Switch every "data-point" in the records below to "plot-marker", and reproduce all other lines and characters unchanged.

————————

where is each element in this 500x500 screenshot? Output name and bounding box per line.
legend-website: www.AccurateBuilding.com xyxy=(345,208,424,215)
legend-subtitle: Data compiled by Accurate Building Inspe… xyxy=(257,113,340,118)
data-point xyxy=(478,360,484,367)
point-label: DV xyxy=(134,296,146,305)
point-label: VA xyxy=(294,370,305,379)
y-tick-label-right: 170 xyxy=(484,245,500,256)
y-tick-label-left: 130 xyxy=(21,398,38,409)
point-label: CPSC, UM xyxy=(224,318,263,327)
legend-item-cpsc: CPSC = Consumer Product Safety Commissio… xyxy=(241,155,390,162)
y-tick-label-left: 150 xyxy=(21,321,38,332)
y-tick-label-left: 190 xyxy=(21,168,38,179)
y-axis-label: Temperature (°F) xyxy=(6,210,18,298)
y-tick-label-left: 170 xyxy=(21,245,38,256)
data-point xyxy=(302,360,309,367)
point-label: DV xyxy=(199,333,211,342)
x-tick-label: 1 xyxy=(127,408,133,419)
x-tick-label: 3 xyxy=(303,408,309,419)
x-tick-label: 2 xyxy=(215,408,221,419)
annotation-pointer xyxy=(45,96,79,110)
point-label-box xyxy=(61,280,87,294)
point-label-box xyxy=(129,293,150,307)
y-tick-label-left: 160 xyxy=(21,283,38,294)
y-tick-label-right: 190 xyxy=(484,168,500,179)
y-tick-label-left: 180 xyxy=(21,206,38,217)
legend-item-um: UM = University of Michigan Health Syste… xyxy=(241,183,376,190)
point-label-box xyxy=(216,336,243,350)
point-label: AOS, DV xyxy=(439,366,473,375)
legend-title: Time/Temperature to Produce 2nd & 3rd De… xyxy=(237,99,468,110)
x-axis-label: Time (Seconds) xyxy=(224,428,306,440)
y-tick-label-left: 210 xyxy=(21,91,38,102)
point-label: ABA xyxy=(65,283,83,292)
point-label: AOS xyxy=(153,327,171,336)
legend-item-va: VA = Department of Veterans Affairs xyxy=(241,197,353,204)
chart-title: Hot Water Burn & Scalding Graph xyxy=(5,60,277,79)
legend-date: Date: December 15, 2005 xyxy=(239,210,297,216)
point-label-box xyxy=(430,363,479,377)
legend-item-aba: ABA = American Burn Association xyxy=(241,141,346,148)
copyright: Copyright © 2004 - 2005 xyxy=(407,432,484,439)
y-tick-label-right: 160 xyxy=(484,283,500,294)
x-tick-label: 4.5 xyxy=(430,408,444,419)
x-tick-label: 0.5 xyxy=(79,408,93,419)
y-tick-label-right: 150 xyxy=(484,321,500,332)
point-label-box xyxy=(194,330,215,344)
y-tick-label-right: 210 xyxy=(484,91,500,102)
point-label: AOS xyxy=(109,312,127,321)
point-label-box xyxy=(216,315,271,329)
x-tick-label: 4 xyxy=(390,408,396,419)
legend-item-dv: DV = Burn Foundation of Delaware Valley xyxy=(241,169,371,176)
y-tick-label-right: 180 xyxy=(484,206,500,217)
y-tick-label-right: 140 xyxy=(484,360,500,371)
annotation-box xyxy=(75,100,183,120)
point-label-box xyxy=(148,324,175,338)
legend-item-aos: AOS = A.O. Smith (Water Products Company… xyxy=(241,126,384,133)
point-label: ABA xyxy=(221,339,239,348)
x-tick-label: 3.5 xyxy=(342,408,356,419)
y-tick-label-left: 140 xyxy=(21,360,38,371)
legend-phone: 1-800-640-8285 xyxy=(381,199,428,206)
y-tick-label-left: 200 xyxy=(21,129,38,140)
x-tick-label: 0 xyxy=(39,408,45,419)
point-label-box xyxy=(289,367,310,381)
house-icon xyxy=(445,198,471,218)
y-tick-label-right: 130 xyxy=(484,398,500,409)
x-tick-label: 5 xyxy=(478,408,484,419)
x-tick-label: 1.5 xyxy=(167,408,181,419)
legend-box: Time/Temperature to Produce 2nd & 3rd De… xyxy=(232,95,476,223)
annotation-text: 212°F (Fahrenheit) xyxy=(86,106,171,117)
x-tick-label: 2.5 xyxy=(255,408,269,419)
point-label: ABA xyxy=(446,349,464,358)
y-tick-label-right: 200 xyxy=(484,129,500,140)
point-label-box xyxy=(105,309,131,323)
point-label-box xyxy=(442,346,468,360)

————————

» **Response**:
where is each element in this 500x500 screenshot? Output name and bounding box per line.
legend-website: www.AccurateBuilding.com xyxy=(345,208,424,215)
legend-subtitle: Data compiled by Accurate Building Inspe… xyxy=(257,113,340,118)
plot-marker xyxy=(478,360,484,367)
point-label: DV xyxy=(134,296,146,305)
point-label: VA xyxy=(294,370,305,379)
y-tick-label-right: 170 xyxy=(484,245,500,256)
y-tick-label-left: 130 xyxy=(21,398,38,409)
point-label: CPSC, UM xyxy=(224,318,263,327)
legend-item-cpsc: CPSC = Consumer Product Safety Commissio… xyxy=(241,155,390,162)
y-tick-label-left: 150 xyxy=(21,321,38,332)
y-tick-label-left: 190 xyxy=(21,168,38,179)
y-axis-label: Temperature (°F) xyxy=(6,210,18,298)
y-tick-label-left: 170 xyxy=(21,245,38,256)
plot-marker xyxy=(302,360,309,367)
point-label: DV xyxy=(199,333,211,342)
x-tick-label: 1 xyxy=(127,408,133,419)
x-tick-label: 3 xyxy=(303,408,309,419)
x-tick-label: 2 xyxy=(215,408,221,419)
annotation-pointer xyxy=(45,96,79,110)
point-label-box xyxy=(61,280,87,294)
point-label-box xyxy=(129,293,150,307)
y-tick-label-left: 160 xyxy=(21,283,38,294)
y-tick-label-right: 190 xyxy=(484,168,500,179)
y-tick-label-left: 180 xyxy=(21,206,38,217)
legend-item-um: UM = University of Michigan Health Syste… xyxy=(241,183,376,190)
point-label-box xyxy=(216,336,243,350)
point-label: AOS, DV xyxy=(439,366,473,375)
legend-title: Time/Temperature to Produce 2nd & 3rd De… xyxy=(237,99,468,110)
x-axis-label: Time (Seconds) xyxy=(224,428,306,440)
y-tick-label-left: 210 xyxy=(21,91,38,102)
point-label: ABA xyxy=(65,283,83,292)
point-label: AOS xyxy=(153,327,171,336)
legend-item-va: VA = Department of Veterans Affairs xyxy=(241,197,353,204)
chart-title: Hot Water Burn & Scalding Graph xyxy=(5,60,277,79)
legend-date: Date: December 15, 2005 xyxy=(239,210,297,216)
point-label-box xyxy=(430,363,479,377)
legend-item-aba: ABA = American Burn Association xyxy=(241,141,346,148)
copyright: Copyright © 2004 - 2005 xyxy=(407,432,484,439)
y-tick-label-right: 160 xyxy=(484,283,500,294)
x-tick-label: 4.5 xyxy=(430,408,444,419)
x-tick-label: 0.5 xyxy=(79,408,93,419)
y-tick-label-right: 150 xyxy=(484,321,500,332)
point-label-box xyxy=(194,330,215,344)
y-tick-label-right: 210 xyxy=(484,91,500,102)
point-label: AOS xyxy=(109,312,127,321)
point-label-box xyxy=(216,315,271,329)
x-tick-label: 4 xyxy=(390,408,396,419)
legend-item-dv: DV = Burn Foundation of Delaware Valley xyxy=(241,169,371,176)
y-tick-label-right: 180 xyxy=(484,206,500,217)
y-tick-label-right: 140 xyxy=(484,360,500,371)
annotation-box xyxy=(75,100,183,120)
point-label-box xyxy=(148,324,175,338)
legend-item-aos: AOS = A.O. Smith (Water Products Company… xyxy=(241,126,384,133)
point-label: ABA xyxy=(221,339,239,348)
x-tick-label: 3.5 xyxy=(342,408,356,419)
y-tick-label-left: 140 xyxy=(21,360,38,371)
legend-phone: 1-800-640-8285 xyxy=(381,199,428,206)
y-tick-label-left: 200 xyxy=(21,129,38,140)
x-tick-label: 0 xyxy=(39,408,45,419)
point-label-box xyxy=(289,367,310,381)
house-icon xyxy=(445,198,471,218)
y-tick-label-right: 130 xyxy=(484,398,500,409)
x-tick-label: 5 xyxy=(478,408,484,419)
x-tick-label: 1.5 xyxy=(167,408,181,419)
legend-box: Time/Temperature to Produce 2nd & 3rd De… xyxy=(232,95,476,223)
annotation-text: 212°F (Fahrenheit) xyxy=(86,106,171,117)
x-tick-label: 2.5 xyxy=(255,408,269,419)
point-label: ABA xyxy=(446,349,464,358)
y-tick-label-right: 200 xyxy=(484,129,500,140)
point-label-box xyxy=(105,309,131,323)
point-label-box xyxy=(442,346,468,360)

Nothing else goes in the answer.